WORK TO DO: Reproduce every entry in the listing without alteration.

################

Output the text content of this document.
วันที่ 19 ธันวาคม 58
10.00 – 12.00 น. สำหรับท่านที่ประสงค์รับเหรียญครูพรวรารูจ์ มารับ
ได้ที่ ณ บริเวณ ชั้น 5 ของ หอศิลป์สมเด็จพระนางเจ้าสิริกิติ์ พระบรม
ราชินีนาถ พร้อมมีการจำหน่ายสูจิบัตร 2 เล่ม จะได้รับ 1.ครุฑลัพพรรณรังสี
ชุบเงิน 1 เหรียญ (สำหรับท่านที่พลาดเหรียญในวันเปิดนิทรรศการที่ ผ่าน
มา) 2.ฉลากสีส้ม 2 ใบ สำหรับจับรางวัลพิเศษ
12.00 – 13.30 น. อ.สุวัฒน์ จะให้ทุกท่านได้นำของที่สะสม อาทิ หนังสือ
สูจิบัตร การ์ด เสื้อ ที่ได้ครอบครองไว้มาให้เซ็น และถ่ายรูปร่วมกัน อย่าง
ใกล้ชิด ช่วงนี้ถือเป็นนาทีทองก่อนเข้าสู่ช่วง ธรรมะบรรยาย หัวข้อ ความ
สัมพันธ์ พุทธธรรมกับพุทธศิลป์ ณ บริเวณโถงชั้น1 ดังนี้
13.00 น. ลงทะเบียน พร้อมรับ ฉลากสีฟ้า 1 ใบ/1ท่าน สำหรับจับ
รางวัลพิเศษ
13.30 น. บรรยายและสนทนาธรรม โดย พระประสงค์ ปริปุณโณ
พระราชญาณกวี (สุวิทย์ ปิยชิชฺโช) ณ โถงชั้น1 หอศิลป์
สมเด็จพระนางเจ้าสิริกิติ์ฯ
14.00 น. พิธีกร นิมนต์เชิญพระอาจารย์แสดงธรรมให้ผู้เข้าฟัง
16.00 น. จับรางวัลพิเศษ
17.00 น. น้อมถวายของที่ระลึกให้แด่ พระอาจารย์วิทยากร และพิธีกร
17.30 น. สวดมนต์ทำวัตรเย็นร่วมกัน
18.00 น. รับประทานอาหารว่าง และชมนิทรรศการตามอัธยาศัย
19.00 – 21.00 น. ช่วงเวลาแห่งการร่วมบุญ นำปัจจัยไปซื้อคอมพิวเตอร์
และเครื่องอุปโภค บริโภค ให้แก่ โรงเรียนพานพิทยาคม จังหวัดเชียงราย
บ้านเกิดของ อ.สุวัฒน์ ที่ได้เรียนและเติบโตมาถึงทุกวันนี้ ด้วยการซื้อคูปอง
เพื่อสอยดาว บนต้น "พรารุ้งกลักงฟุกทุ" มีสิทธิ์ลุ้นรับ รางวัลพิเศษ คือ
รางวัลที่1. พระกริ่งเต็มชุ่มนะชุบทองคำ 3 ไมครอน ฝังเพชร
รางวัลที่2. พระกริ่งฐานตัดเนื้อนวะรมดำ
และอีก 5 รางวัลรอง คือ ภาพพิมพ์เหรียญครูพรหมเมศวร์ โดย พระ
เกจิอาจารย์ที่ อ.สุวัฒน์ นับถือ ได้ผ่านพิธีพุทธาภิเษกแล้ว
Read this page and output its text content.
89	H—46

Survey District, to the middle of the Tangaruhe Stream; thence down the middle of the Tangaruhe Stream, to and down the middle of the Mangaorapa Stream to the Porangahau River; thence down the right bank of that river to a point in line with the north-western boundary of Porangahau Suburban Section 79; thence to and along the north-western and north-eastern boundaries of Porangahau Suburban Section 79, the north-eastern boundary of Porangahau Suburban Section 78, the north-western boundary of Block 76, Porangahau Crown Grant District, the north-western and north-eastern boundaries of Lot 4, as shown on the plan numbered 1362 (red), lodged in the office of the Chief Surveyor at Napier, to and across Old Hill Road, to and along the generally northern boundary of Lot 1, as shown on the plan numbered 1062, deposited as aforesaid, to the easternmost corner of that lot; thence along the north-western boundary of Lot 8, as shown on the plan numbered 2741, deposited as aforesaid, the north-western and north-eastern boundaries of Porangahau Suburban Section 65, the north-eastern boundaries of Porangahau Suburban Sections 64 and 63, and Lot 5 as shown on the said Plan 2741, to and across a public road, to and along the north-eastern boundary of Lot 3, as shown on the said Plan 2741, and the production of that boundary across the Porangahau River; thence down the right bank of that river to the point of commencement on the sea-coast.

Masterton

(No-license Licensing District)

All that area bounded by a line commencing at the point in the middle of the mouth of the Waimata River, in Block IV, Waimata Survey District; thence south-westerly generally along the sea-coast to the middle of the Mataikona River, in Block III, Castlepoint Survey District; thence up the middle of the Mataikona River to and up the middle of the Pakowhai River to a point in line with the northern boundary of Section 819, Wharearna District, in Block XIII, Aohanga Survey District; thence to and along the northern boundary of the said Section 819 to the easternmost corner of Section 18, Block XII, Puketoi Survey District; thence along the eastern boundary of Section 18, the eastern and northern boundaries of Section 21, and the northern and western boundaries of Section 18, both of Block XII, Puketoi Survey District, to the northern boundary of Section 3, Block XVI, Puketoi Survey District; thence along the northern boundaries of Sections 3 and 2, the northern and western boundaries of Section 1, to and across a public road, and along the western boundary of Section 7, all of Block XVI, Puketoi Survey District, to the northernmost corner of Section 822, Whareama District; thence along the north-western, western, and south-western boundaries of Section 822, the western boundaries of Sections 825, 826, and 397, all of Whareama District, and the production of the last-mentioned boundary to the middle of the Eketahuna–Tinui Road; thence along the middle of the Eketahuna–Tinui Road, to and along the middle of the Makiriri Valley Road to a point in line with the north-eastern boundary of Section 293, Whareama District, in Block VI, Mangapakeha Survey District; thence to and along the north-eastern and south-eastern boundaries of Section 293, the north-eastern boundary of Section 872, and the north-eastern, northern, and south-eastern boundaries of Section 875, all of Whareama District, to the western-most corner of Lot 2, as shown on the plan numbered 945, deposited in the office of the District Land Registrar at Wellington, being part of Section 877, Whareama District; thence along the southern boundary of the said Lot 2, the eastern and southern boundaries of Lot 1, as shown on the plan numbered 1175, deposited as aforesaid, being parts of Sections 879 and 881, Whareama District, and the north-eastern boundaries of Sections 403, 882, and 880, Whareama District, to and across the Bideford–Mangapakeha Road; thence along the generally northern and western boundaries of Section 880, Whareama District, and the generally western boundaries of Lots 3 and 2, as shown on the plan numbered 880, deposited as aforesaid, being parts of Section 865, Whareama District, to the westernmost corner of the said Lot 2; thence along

################

THE OUTPUT:
Output the text content of this document.
วันที่ 19 ธันวาคม 58
10.00 – 12.00 น. สำหรับท่านที่ประสงค์รับเหรียญครูพรวรารูจ์ มารับ
ได้ที่ ณ บริเวณ ชั้น 5 ของ หอศิลป์สมเด็จพระนางเจ้าสิริกิติ์ พระบรม
ราชินีนาถ พร้อมมีการจำหน่ายสูจิบัตร 2 เล่ม จะได้รับ 1.ครุฑลัพพรรณรังสี
ชุบเงิน 1 เหรียญ (สำหรับท่านที่พลาดเหรียญในวันเปิดนิทรรศการที่ ผ่าน
มา) 2.ฉลากสีส้ม 2 ใบ สำหรับจับรางวัลพิเศษ
12.00 – 13.30 น. อ.สุวัฒน์ จะให้ทุกท่านได้นำของที่สะสม อาทิ หนังสือ
สูจิบัตร การ์ด เสื้อ ที่ได้ครอบครองไว้มาให้เซ็น และถ่ายรูปร่วมกัน อย่าง
ใกล้ชิด ช่วงนี้ถือเป็นนาทีทองก่อนเข้าสู่ช่วง ธรรมะบรรยาย หัวข้อ ความ
สัมพันธ์ พุทธธรรมกับพุทธศิลป์ ณ บริเวณโถงชั้น1 ดังนี้
13.00 น. ลงทะเบียน พร้อมรับ ฉลากสีฟ้า 1 ใบ/1ท่าน สำหรับจับ
รางวัลพิเศษ
13.30 น. บรรยายและสนทนาธรรม โดย พระประสงค์ ปริปุณโณ
พระราชญาณกวี (สุวิทย์ ปิยชิชฺโช) ณ โถงชั้น1 หอศิลป์
สมเด็จพระนางเจ้าสิริกิติ์ฯ
14.00 น. พิธีกร นิมนต์เชิญพระอาจารย์แสดงธรรมให้ผู้เข้าฟัง
16.00 น. จับรางวัลพิเศษ
17.00 น. น้อมถวายของที่ระลึกให้แด่ พระอาจารย์วิทยากร และพิธีกร
17.30 น. สวดมนต์ทำวัตรเย็นร่วมกัน
18.00 น. รับประทานอาหารว่าง และชมนิทรรศการตามอัธยาศัย
19.00 – 21.00 น. ช่วงเวลาแห่งการร่วมบุญ นำปัจจัยไปซื้อคอมพิวเตอร์
และเครื่องอุปโภค บริโภค ให้แก่ โรงเรียนพานพิทยาคม จังหวัดเชียงราย
บ้านเกิดของ อ.สุวัฒน์ ที่ได้เรียนและเติบโตมาถึงทุกวันนี้ ด้วยการซื้อคูปอง
เพื่อสอยดาว บนต้น "พรารุ้งกลักงฟุกทุ" มีสิทธิ์ลุ้นรับ รางวัลพิเศษ คือ
รางวัลที่1. พระกริ่งเต็มชุ่มนะชุบทองคำ 3 ไมครอน ฝังเพชร
รางวัลที่2. พระกริ่งฐานตัดเนื้อนวะรมดำ
และอีก 5 รางวัลรอง คือ ภาพพิมพ์เหรียญครูพรหมเมศวร์ โดย พระ
เกจิอาจารย์ที่ อ.สุวัฒน์ นับถือ ได้ผ่านพิธีพุทธาภิเษกแล้ว
Read this page and output its text content.
89	H—46

Survey District, to the middle of the Tangaruhe Stream; thence down the middle of the Tangaruhe Stream, to and down the middle of the Mangaorapa Stream to the Porangahau River; thence down the right bank of that river to a point in line with the north-western boundary of Porangahau Suburban Section 79; thence to and along the north-western and north-eastern boundaries of Porangahau Suburban Section 79, the north-eastern boundary of Porangahau Suburban Section 78, the north-western boundary of Block 76, Porangahau Crown Grant District, the north-western and north-eastern boundaries of Lot 4, as shown on the plan numbered 1362 (red), lodged in the office of the Chief Surveyor at Napier, to and across Old Hill Road, to and along the generally northern boundary of Lot 1, as shown on the plan numbered 1062, deposited as aforesaid, to the easternmost corner of that lot; thence along the north-western boundary of Lot 8, as shown on the plan numbered 2741, deposited as aforesaid, the north-western and north-eastern boundaries of Porangahau Suburban Section 65, the north-eastern boundaries of Porangahau Suburban Sections 64 and 63, and Lot 5 as shown on the said Plan 2741, to and across a public road, to and along the north-eastern boundary of Lot 3, as shown on the said Plan 2741, and the production of that boundary across the Porangahau River; thence down the right bank of that river to the point of commencement on the sea-coast.

Masterton

(No-license Licensing District)

All that area bounded by a line commencing at the point in the middle of the mouth of the Waimata River, in Block IV, Waimata Survey District; thence south-westerly generally along the sea-coast to the middle of the Mataikona River, in Block III, Castlepoint Survey District; thence up the middle of the Mataikona River to and up the middle of the Pakowhai River to a point in line with the northern boundary of Section 819, Wharearna District, in Block XIII, Aohanga Survey District; thence to and along the northern boundary of the said Section 819 to the easternmost corner of Section 18, Block XII, Puketoi Survey District; thence along the eastern boundary of Section 18, the eastern and northern boundaries of Section 21, and the northern and western boundaries of Section 18, both of Block XII, Puketoi Survey District, to the northern boundary of Section 3, Block XVI, Puketoi Survey District; thence along the northern boundaries of Sections 3 and 2, the northern and western boundaries of Section 1, to and across a public road, and along the western boundary of Section 7, all of Block XVI, Puketoi Survey District, to the northernmost corner of Section 822, Whareama District; thence along the north-western, western, and south-western boundaries of Section 822, the western boundaries of Sections 825, 826, and 397, all of Whareama District, and the production of the last-mentioned boundary to the middle of the Eketahuna–Tinui Road; thence along the middle of the Eketahuna–Tinui Road, to and along the middle of the Makiriri Valley Road to a point in line with the north-eastern boundary of Section 293, Whareama District, in Block VI, Mangapakeha Survey District; thence to and along the north-eastern and south-eastern boundaries of Section 293, the north-eastern boundary of Section 872, and the north-eastern, northern, and south-eastern boundaries of Section 875, all of Whareama District, to the western-most corner of Lot 2, as shown on the plan numbered 945, deposited in the office of the District Land Registrar at Wellington, being part of Section 877, Whareama District; thence along the southern boundary of the said Lot 2, the eastern and southern boundaries of Lot 1, as shown on the plan numbered 1175, deposited as aforesaid, being parts of Sections 879 and 881, Whareama District, and the north-eastern boundaries of Sections 403, 882, and 880, Whareama District, to and across the Bideford–Mangapakeha Road; thence along the generally northern and western boundaries of Section 880, Whareama District, and the generally western boundaries of Lots 3 and 2, as shown on the plan numbered 880, deposited as aforesaid, being parts of Section 865, Whareama District, to the westernmost corner of the said Lot 2; thence along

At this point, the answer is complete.